[START]
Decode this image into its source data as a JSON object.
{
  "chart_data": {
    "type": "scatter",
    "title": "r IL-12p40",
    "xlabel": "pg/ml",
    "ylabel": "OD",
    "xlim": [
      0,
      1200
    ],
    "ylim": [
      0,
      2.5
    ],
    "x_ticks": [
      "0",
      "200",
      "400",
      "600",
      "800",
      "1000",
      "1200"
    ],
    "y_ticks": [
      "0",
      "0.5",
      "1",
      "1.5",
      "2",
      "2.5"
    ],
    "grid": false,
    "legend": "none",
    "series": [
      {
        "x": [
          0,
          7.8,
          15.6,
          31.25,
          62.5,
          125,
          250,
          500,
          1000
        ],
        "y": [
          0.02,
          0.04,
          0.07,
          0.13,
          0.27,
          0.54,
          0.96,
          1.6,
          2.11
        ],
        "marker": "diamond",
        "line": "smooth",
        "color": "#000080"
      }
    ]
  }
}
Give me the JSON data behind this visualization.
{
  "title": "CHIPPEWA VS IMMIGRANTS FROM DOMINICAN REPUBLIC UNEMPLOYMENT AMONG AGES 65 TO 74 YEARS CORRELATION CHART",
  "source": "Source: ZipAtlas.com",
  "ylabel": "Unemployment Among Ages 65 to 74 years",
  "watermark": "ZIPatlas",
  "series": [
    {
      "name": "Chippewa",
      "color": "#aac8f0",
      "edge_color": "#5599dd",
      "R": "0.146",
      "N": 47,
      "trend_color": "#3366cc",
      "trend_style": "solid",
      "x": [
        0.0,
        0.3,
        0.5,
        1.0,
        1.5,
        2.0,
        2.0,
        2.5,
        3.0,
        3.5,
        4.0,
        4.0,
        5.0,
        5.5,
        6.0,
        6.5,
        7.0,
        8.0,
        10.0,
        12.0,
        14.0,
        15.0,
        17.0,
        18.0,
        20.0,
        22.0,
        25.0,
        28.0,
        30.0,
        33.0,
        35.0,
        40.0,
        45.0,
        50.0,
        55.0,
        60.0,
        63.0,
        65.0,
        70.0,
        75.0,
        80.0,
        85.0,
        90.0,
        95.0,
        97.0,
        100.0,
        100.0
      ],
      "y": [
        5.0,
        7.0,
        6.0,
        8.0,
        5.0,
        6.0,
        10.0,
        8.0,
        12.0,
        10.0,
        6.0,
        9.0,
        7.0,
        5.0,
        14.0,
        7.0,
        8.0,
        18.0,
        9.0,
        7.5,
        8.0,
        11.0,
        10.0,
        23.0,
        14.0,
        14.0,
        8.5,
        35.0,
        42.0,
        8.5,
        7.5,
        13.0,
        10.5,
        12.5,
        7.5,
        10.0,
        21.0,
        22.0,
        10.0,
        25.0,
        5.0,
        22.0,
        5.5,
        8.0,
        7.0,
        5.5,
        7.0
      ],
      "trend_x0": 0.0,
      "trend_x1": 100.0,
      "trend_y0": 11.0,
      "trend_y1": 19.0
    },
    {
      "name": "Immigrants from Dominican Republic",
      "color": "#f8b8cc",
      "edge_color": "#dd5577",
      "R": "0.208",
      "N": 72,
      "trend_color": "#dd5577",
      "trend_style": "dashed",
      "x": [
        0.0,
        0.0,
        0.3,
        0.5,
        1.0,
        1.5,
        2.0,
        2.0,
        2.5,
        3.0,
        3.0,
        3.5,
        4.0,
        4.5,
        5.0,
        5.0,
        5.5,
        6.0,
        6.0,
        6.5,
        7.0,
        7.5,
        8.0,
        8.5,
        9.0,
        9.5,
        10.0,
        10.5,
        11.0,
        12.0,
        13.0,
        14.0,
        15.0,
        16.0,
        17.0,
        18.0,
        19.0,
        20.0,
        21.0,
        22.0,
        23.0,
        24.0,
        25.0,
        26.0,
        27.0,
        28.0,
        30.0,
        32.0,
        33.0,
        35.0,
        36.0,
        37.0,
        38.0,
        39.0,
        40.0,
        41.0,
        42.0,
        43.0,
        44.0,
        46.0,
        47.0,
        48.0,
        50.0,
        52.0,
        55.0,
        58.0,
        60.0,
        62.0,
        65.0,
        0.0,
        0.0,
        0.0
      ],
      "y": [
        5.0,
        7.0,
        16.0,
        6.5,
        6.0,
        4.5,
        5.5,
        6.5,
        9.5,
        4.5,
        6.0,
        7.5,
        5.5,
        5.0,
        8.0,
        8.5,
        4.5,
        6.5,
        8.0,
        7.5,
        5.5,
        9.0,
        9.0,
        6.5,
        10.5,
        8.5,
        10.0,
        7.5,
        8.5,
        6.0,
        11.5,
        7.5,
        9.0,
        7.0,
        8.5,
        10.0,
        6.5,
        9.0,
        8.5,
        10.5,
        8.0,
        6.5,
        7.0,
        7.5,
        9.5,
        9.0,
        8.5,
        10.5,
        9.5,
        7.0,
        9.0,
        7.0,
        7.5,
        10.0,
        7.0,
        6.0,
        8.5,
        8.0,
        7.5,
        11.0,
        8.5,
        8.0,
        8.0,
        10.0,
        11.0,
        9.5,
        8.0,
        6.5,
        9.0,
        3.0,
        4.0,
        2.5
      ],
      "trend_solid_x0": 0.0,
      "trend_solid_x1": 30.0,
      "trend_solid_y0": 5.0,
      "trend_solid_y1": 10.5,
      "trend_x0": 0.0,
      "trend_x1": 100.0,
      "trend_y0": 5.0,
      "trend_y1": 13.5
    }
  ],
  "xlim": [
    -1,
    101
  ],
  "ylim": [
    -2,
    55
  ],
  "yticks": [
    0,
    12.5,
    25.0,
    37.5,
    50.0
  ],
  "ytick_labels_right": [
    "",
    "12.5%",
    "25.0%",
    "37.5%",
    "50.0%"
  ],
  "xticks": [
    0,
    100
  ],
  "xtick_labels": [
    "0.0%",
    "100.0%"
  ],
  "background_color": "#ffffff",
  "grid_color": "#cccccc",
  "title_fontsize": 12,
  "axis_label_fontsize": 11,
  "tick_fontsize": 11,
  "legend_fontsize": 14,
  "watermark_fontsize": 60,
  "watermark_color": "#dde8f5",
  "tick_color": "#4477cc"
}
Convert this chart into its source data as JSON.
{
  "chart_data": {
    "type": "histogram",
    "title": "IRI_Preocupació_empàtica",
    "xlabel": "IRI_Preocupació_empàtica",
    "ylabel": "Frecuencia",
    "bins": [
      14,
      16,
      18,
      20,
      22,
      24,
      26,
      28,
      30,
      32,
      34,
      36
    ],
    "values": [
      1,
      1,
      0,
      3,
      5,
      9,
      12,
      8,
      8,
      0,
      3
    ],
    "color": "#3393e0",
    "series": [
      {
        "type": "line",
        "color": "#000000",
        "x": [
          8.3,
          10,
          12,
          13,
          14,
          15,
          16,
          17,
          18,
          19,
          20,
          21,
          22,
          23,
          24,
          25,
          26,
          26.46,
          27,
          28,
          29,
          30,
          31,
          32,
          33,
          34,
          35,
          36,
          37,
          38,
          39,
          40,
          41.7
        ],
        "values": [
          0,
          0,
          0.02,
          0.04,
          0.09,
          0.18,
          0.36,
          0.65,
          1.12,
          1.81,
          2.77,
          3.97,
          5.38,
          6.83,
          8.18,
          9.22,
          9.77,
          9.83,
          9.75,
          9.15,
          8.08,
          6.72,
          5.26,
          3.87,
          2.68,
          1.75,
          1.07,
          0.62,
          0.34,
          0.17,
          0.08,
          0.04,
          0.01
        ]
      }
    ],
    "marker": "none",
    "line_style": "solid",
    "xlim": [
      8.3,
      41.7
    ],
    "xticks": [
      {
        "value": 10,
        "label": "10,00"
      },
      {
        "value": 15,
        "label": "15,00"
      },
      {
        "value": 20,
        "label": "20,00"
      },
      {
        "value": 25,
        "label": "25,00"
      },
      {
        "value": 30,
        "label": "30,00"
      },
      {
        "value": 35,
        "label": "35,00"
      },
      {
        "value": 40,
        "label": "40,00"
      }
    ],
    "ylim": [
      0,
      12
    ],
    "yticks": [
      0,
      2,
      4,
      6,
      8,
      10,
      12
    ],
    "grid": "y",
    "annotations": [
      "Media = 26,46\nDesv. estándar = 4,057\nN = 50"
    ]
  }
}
[END]
State the number of lines holding the word "JSON" in the listing. Add nothing else.

3